Reproduce the material in full, exactly as written.

╭─ Given data

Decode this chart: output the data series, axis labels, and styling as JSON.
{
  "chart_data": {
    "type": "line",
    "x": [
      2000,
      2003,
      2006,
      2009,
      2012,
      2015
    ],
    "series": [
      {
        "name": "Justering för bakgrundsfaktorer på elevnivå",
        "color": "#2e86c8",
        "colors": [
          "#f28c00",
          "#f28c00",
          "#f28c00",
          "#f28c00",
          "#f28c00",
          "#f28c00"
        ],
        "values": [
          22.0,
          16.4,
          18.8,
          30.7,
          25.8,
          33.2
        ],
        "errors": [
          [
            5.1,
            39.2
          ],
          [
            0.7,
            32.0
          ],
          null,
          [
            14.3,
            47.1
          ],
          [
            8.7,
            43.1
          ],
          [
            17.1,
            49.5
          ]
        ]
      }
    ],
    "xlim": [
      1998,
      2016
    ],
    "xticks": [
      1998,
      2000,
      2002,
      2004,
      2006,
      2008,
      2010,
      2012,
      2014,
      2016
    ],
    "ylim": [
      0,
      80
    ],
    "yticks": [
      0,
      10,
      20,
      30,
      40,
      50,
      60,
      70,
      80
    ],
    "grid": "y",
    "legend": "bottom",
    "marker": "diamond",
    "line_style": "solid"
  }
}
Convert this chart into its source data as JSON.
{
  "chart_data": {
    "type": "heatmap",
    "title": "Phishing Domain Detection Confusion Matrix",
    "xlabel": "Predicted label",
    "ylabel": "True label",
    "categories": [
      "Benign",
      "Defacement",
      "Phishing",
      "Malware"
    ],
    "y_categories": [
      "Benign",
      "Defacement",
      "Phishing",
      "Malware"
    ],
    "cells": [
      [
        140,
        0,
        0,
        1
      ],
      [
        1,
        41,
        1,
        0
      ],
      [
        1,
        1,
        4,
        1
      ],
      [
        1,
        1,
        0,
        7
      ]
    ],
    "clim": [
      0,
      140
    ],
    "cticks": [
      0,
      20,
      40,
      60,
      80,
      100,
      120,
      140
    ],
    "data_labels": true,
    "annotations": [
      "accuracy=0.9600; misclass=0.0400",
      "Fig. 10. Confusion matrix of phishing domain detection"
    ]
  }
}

╰─

(Solution to the exercise):
Decode this chart: output the data series, axis labels, and styling as JSON.
{
  "chart_data": {
    "type": "line",
    "x": [
      2000,
      2003,
      2006,
      2009,
      2012,
      2015
    ],
    "series": [
      {
        "name": "Justering för bakgrundsfaktorer på elevnivå",
        "color": "#2e86c8",
        "colors": [
          "#f28c00",
          "#f28c00",
          "#f28c00",
          "#f28c00",
          "#f28c00",
          "#f28c00"
        ],
        "values": [
          22.0,
          16.4,
          18.8,
          30.7,
          25.8,
          33.2
        ],
        "errors": [
          [
            5.1,
            39.2
          ],
          [
            0.7,
            32.0
          ],
          null,
          [
            14.3,
            47.1
          ],
          [
            8.7,
            43.1
          ],
          [
            17.1,
            49.5
          ]
        ]
      }
    ],
    "xlim": [
      1998,
      2016
    ],
    "xticks": [
      1998,
      2000,
      2002,
      2004,
      2006,
      2008,
      2010,
      2012,
      2014,
      2016
    ],
    "ylim": [
      0,
      80
    ],
    "yticks": [
      0,
      10,
      20,
      30,
      40,
      50,
      60,
      70,
      80
    ],
    "grid": "y",
    "legend": "bottom",
    "marker": "diamond",
    "line_style": "solid"
  }
}
Convert this chart into its source data as JSON.
{
  "chart_data": {
    "type": "heatmap",
    "title": "Phishing Domain Detection Confusion Matrix",
    "xlabel": "Predicted label",
    "ylabel": "True label",
    "categories": [
      "Benign",
      "Defacement",
      "Phishing",
      "Malware"
    ],
    "y_categories": [
      "Benign",
      "Defacement",
      "Phishing",
      "Malware"
    ],
    "cells": [
      [
        140,
        0,
        0,
        1
      ],
      [
        1,
        41,
        1,
        0
      ],
      [
        1,
        1,
        4,
        1
      ],
      [
        1,
        1,
        0,
        7
      ]
    ],
    "clim": [
      0,
      140
    ],
    "cticks": [
      0,
      20,
      40,
      60,
      80,
      100,
      120,
      140
    ],
    "data_labels": true,
    "annotations": [
      "accuracy=0.9600; misclass=0.0400",
      "Fig. 10. Confusion matrix of phishing domain detection"
    ]
  }
}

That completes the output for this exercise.